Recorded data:
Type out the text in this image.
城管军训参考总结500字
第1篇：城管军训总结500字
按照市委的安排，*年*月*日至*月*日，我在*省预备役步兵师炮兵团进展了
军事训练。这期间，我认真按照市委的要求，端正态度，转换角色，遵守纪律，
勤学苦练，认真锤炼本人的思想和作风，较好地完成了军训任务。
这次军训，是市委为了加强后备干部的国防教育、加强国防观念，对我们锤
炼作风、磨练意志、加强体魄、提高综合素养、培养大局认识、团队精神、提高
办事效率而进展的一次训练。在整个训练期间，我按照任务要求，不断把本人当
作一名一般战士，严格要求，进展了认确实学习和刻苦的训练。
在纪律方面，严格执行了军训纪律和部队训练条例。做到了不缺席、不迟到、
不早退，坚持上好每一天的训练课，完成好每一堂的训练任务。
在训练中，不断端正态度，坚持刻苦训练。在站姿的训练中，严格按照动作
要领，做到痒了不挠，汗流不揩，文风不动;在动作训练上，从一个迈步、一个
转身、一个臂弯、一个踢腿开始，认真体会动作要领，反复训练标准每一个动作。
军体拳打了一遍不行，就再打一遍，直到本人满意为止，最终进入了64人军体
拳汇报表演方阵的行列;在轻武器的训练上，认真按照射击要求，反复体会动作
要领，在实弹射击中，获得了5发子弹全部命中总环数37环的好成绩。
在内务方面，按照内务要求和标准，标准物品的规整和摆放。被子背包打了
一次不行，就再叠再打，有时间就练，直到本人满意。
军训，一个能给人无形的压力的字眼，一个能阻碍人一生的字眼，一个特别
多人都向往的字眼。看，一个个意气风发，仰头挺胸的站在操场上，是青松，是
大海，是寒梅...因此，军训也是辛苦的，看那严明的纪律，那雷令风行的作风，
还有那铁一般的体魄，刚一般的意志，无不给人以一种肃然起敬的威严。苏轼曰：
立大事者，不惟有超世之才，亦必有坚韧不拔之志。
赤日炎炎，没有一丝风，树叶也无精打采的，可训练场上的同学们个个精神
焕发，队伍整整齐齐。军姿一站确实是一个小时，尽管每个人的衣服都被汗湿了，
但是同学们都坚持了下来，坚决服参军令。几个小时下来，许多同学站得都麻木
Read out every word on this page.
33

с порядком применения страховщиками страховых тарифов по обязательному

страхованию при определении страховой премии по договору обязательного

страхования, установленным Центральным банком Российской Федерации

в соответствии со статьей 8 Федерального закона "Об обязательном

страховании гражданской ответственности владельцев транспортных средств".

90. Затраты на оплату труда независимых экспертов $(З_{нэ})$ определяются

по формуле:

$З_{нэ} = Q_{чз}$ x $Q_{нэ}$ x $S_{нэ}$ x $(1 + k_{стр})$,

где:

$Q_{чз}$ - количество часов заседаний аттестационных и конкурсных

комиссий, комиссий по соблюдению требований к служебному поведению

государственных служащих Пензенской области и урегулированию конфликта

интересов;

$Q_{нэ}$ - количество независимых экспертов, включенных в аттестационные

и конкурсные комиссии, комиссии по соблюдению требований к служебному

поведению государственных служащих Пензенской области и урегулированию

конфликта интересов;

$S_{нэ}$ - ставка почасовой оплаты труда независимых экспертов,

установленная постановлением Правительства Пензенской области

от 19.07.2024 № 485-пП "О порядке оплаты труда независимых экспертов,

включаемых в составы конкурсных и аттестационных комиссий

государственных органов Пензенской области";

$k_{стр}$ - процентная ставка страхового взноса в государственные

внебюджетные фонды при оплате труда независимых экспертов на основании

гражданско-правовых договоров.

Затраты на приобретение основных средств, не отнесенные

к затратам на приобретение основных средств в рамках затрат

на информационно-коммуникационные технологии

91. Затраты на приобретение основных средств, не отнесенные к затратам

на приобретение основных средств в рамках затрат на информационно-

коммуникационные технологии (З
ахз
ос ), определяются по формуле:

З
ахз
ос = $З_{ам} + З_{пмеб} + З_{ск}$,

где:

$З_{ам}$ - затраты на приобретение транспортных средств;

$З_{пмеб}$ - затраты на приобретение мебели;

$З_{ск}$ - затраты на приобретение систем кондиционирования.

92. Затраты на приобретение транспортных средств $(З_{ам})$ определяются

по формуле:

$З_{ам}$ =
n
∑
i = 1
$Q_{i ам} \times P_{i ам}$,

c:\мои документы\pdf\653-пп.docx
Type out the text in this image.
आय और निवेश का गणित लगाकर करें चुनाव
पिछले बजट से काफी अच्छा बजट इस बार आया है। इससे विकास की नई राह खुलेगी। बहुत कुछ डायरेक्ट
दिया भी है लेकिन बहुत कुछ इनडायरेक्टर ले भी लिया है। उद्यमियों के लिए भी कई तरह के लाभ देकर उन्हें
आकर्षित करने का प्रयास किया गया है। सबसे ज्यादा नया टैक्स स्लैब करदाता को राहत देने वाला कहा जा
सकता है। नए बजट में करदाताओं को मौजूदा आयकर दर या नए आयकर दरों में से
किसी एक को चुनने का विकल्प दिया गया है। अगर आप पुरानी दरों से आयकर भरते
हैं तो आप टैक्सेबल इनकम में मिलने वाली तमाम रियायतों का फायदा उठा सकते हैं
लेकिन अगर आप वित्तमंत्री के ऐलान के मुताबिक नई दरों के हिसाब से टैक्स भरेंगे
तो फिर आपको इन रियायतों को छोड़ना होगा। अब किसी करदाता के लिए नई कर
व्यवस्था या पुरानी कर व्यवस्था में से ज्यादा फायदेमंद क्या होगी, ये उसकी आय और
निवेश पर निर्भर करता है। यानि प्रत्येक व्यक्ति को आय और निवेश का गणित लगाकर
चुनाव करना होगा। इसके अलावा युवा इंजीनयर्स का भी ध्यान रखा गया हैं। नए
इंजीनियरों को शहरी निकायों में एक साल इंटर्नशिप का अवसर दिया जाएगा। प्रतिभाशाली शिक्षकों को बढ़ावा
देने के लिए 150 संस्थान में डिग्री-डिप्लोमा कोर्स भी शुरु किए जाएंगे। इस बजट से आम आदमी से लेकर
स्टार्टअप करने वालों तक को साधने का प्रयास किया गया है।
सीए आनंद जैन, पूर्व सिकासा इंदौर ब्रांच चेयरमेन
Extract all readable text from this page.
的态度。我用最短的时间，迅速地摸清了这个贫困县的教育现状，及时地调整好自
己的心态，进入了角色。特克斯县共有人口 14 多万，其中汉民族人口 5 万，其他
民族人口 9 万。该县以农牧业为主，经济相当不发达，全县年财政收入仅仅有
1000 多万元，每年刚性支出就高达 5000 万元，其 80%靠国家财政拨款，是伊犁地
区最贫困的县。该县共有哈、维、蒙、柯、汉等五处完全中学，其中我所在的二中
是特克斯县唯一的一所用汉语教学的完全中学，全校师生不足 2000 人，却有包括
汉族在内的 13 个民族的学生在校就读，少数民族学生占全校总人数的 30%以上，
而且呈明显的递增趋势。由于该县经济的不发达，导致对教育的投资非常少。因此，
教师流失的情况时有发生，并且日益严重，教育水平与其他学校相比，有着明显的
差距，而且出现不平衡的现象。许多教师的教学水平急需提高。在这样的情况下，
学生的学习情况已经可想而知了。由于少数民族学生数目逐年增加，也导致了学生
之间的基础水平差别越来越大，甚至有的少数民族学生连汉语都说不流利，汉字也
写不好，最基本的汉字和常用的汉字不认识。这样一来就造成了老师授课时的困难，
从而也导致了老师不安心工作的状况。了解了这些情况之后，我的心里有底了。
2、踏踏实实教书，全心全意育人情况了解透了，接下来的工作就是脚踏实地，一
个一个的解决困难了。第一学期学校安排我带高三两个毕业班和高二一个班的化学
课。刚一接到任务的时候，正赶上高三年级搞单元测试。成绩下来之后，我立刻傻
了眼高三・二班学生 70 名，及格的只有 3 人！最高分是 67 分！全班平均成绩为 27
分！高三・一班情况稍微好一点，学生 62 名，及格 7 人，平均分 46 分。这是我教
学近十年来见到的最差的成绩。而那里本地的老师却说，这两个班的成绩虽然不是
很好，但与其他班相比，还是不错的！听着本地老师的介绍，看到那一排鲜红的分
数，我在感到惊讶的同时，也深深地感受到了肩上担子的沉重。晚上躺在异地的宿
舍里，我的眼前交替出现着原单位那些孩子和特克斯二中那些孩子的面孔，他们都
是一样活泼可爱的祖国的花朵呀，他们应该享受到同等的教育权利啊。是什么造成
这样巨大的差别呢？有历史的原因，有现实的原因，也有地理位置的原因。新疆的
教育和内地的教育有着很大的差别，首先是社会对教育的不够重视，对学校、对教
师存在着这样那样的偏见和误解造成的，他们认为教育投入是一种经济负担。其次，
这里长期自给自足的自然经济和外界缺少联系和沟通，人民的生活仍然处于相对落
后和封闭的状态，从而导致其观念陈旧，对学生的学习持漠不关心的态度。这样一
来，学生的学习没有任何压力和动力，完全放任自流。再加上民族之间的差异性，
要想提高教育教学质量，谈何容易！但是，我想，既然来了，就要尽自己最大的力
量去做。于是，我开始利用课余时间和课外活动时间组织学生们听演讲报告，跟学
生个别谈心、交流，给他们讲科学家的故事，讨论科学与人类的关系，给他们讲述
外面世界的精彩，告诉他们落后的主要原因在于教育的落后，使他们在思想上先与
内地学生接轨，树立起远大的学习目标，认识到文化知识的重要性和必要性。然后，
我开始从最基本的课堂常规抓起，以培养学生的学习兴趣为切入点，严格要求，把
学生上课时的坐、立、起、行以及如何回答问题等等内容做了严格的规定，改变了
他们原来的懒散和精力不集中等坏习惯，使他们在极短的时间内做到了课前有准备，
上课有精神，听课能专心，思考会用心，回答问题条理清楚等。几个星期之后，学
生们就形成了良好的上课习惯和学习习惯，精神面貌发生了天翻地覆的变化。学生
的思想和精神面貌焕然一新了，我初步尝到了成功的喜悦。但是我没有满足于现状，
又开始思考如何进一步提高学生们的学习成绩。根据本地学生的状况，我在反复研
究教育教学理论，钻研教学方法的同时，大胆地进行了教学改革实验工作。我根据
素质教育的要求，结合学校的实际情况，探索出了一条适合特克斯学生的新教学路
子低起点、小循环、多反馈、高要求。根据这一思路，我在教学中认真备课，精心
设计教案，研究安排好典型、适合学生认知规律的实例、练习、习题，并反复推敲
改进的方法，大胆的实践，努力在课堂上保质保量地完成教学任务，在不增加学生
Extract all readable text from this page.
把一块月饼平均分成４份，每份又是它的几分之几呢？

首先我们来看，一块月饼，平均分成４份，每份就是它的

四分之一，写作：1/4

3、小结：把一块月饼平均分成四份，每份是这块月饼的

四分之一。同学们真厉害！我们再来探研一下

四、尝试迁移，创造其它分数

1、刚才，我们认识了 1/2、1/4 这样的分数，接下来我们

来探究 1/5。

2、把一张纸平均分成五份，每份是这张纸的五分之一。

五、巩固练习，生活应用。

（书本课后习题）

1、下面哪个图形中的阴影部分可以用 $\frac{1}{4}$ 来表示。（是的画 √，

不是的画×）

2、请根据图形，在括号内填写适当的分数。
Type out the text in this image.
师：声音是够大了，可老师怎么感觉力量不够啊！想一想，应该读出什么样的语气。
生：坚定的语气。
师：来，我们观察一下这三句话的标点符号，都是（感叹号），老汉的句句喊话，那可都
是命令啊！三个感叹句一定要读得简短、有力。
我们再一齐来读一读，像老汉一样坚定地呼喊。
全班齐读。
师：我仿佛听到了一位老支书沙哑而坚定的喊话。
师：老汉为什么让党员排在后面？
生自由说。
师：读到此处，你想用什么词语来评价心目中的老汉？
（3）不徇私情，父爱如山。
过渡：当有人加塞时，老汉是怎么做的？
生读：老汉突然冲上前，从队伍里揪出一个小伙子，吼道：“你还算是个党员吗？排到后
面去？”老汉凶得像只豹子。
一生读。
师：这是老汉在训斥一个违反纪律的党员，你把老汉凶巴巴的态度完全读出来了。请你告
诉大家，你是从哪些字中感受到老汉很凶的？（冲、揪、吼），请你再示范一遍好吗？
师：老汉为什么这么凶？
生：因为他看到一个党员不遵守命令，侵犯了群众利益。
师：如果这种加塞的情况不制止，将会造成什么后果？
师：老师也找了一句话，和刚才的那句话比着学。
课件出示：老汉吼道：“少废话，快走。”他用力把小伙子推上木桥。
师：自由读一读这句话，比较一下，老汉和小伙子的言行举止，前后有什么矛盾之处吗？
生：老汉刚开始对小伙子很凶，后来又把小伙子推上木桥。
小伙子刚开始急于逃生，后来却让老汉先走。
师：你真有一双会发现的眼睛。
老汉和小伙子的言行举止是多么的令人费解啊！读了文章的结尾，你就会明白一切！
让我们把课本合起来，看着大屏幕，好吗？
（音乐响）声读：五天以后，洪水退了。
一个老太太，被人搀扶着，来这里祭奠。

- WORK TO DO
Find every line in the records above that contains the word "количество", and copy each one.

- RESPONSE
$Q_{чз}$ - количество часов заседаний аттестационных и конкурсных
$Q_{нэ}$ - количество независимых экспертов, включенных в аттестационные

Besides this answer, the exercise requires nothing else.